#### [Objective]
Please write out every line of the data below, keeping each character unchanged.

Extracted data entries
+++

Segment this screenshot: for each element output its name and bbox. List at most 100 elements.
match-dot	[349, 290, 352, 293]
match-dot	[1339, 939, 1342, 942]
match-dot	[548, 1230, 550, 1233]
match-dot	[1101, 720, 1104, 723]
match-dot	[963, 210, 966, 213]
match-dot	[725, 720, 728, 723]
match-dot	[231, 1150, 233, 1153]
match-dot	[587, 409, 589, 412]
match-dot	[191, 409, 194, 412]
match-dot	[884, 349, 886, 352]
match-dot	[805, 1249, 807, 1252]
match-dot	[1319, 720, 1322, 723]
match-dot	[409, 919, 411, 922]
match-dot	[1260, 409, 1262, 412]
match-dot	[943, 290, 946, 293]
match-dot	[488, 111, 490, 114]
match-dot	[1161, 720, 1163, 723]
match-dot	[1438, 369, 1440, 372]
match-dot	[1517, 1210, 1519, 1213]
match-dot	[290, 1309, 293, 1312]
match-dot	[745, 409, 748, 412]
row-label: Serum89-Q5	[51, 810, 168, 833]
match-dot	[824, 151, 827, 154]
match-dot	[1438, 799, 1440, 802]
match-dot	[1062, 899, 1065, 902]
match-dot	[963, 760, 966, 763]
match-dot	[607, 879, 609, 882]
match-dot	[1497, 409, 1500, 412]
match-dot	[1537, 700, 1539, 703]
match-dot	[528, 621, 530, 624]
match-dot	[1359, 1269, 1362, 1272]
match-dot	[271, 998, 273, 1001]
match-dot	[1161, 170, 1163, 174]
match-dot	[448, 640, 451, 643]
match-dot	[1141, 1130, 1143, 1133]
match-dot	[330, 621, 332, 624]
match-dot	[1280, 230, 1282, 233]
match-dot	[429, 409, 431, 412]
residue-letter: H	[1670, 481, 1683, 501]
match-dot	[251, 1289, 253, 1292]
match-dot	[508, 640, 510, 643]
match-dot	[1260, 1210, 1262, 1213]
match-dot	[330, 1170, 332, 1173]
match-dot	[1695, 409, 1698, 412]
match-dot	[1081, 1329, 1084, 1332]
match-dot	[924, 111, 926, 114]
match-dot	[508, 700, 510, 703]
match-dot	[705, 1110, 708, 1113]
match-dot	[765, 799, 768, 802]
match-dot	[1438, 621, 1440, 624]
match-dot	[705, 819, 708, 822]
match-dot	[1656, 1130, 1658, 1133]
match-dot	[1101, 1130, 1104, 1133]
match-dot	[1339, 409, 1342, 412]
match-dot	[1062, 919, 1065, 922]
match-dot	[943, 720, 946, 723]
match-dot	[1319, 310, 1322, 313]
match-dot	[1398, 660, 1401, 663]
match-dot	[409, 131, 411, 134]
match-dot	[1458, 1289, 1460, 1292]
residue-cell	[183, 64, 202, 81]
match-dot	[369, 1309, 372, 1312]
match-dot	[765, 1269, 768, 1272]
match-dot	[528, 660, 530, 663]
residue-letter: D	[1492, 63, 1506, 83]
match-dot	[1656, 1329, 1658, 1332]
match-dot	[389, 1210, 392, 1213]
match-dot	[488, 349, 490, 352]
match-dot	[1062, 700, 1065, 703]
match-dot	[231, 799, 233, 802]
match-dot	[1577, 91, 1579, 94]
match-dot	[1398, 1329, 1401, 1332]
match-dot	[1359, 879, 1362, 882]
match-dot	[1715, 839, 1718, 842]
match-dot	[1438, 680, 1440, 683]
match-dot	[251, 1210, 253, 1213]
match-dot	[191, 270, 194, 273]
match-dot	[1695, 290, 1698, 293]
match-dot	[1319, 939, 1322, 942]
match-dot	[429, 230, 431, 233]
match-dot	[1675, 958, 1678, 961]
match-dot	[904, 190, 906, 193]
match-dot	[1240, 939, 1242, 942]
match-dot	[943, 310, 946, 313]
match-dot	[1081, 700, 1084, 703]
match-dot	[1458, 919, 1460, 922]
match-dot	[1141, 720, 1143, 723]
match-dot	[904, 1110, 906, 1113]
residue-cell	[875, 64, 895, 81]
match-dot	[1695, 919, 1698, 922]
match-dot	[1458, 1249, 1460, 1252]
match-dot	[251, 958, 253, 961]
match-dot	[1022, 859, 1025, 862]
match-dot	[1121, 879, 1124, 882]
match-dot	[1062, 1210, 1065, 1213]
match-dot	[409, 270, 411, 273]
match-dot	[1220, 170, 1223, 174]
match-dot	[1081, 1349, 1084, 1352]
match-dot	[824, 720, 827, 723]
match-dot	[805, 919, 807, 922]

+++

#### [Answer to the exercise]
Segment this screenshot: for each element output its name and bbox. List at most 100 elements.
match-dot	[349, 290, 352, 293]
match-dot	[1339, 939, 1342, 942]
match-dot	[548, 1230, 550, 1233]
match-dot	[1101, 720, 1104, 723]
match-dot	[963, 210, 966, 213]
match-dot	[725, 720, 728, 723]
match-dot	[231, 1150, 233, 1153]
match-dot	[587, 409, 589, 412]
match-dot	[191, 409, 194, 412]
match-dot	[884, 349, 886, 352]
match-dot	[805, 1249, 807, 1252]
match-dot	[1319, 720, 1322, 723]
match-dot	[409, 919, 411, 922]
match-dot	[1260, 409, 1262, 412]
match-dot	[943, 290, 946, 293]
match-dot	[488, 111, 490, 114]
match-dot	[1161, 720, 1163, 723]
match-dot	[1438, 369, 1440, 372]
match-dot	[1517, 1210, 1519, 1213]
match-dot	[290, 1309, 293, 1312]
match-dot	[745, 409, 748, 412]
row-label: Serum89-Q5	[51, 810, 168, 833]
match-dot	[824, 151, 827, 154]
match-dot	[1438, 799, 1440, 802]
match-dot	[1062, 899, 1065, 902]
match-dot	[963, 760, 966, 763]
match-dot	[607, 879, 609, 882]
match-dot	[1497, 409, 1500, 412]
match-dot	[1537, 700, 1539, 703]
match-dot	[528, 621, 530, 624]
match-dot	[1359, 1269, 1362, 1272]
match-dot	[271, 998, 273, 1001]
match-dot	[1161, 170, 1163, 174]
match-dot	[448, 640, 451, 643]
match-dot	[1141, 1130, 1143, 1133]
match-dot	[330, 621, 332, 624]
match-dot	[1280, 230, 1282, 233]
match-dot	[429, 409, 431, 412]
residue-letter: H	[1670, 481, 1683, 501]
match-dot	[251, 1289, 253, 1292]
match-dot	[508, 640, 510, 643]
match-dot	[1260, 1210, 1262, 1213]
match-dot	[330, 1170, 332, 1173]
match-dot	[1695, 409, 1698, 412]
match-dot	[1081, 1329, 1084, 1332]
match-dot	[924, 111, 926, 114]
match-dot	[508, 700, 510, 703]
match-dot	[705, 1110, 708, 1113]
match-dot	[765, 799, 768, 802]
match-dot	[1438, 621, 1440, 624]
match-dot	[705, 819, 708, 822]
match-dot	[1656, 1130, 1658, 1133]
match-dot	[1101, 1130, 1104, 1133]
match-dot	[1339, 409, 1342, 412]
match-dot	[1062, 919, 1065, 922]
match-dot	[943, 720, 946, 723]
match-dot	[1319, 310, 1322, 313]
match-dot	[1398, 660, 1401, 663]
match-dot	[409, 131, 411, 134]
match-dot	[1458, 1289, 1460, 1292]
residue-cell	[183, 64, 202, 81]
match-dot	[369, 1309, 372, 1312]
match-dot	[765, 1269, 768, 1272]
match-dot	[528, 660, 530, 663]
residue-letter: D	[1492, 63, 1506, 83]
match-dot	[1656, 1329, 1658, 1332]
match-dot	[389, 1210, 392, 1213]
match-dot	[488, 349, 490, 352]
match-dot	[1062, 700, 1065, 703]
match-dot	[231, 799, 233, 802]
match-dot	[1577, 91, 1579, 94]
match-dot	[1398, 1329, 1401, 1332]
match-dot	[1359, 879, 1362, 882]
match-dot	[1715, 839, 1718, 842]
match-dot	[1438, 680, 1440, 683]
match-dot	[251, 1210, 253, 1213]
match-dot	[191, 270, 194, 273]
match-dot	[1695, 290, 1698, 293]
match-dot	[1319, 939, 1322, 942]
match-dot	[429, 230, 431, 233]
match-dot	[1675, 958, 1678, 961]
match-dot	[904, 190, 906, 193]
match-dot	[1240, 939, 1242, 942]
match-dot	[943, 310, 946, 313]
match-dot	[1081, 700, 1084, 703]
match-dot	[1458, 919, 1460, 922]
match-dot	[1141, 720, 1143, 723]
match-dot	[904, 1110, 906, 1113]
residue-cell	[875, 64, 895, 81]
match-dot	[1695, 919, 1698, 922]
match-dot	[1458, 1249, 1460, 1252]
match-dot	[251, 958, 253, 961]
match-dot	[1022, 859, 1025, 862]
match-dot	[1121, 879, 1124, 882]
match-dot	[1062, 1210, 1065, 1213]
match-dot	[409, 270, 411, 273]
match-dot	[1220, 170, 1223, 174]
match-dot	[1081, 1349, 1084, 1352]
match-dot	[824, 720, 827, 723]
match-dot	[805, 919, 807, 922]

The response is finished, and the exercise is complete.